Exercise:
Where the word "name" occurs in a line, return that line.

#####

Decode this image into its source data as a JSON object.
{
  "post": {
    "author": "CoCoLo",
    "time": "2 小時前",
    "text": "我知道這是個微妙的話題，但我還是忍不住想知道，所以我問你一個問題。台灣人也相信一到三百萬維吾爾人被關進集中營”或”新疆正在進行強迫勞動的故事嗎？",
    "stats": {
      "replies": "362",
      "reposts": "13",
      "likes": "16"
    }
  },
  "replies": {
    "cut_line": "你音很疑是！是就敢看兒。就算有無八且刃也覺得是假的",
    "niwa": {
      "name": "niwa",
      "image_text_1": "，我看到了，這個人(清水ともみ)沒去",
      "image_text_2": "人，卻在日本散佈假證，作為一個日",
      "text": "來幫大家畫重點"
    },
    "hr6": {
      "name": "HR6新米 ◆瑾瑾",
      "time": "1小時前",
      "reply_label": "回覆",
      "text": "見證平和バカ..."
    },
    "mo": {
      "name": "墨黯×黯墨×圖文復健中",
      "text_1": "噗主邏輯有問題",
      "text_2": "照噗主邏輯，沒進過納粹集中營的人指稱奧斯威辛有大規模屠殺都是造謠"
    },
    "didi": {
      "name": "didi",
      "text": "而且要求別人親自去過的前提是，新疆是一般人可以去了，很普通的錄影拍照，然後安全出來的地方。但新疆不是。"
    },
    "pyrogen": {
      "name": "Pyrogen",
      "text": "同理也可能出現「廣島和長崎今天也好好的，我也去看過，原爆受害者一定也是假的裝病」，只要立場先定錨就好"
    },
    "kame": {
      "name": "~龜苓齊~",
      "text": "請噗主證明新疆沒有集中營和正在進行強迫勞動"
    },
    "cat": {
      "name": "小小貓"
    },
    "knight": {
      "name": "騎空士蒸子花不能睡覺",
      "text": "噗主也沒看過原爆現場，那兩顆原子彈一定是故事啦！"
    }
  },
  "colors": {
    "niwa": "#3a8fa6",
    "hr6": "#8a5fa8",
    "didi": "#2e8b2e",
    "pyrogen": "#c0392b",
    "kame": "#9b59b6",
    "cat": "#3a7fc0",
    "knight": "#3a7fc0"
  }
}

#####

Problem solution:
      "name": "niwa",
      "name": "HR6新米 ◆瑾瑾",
      "name": "墨黯×黯墨×圖文復健中",
      "name": "didi",
      "name": "Pyrogen",
      "name": "~龜苓齊~",
      "name": "小小貓"
      "name": "騎空士蒸子花不能睡覺",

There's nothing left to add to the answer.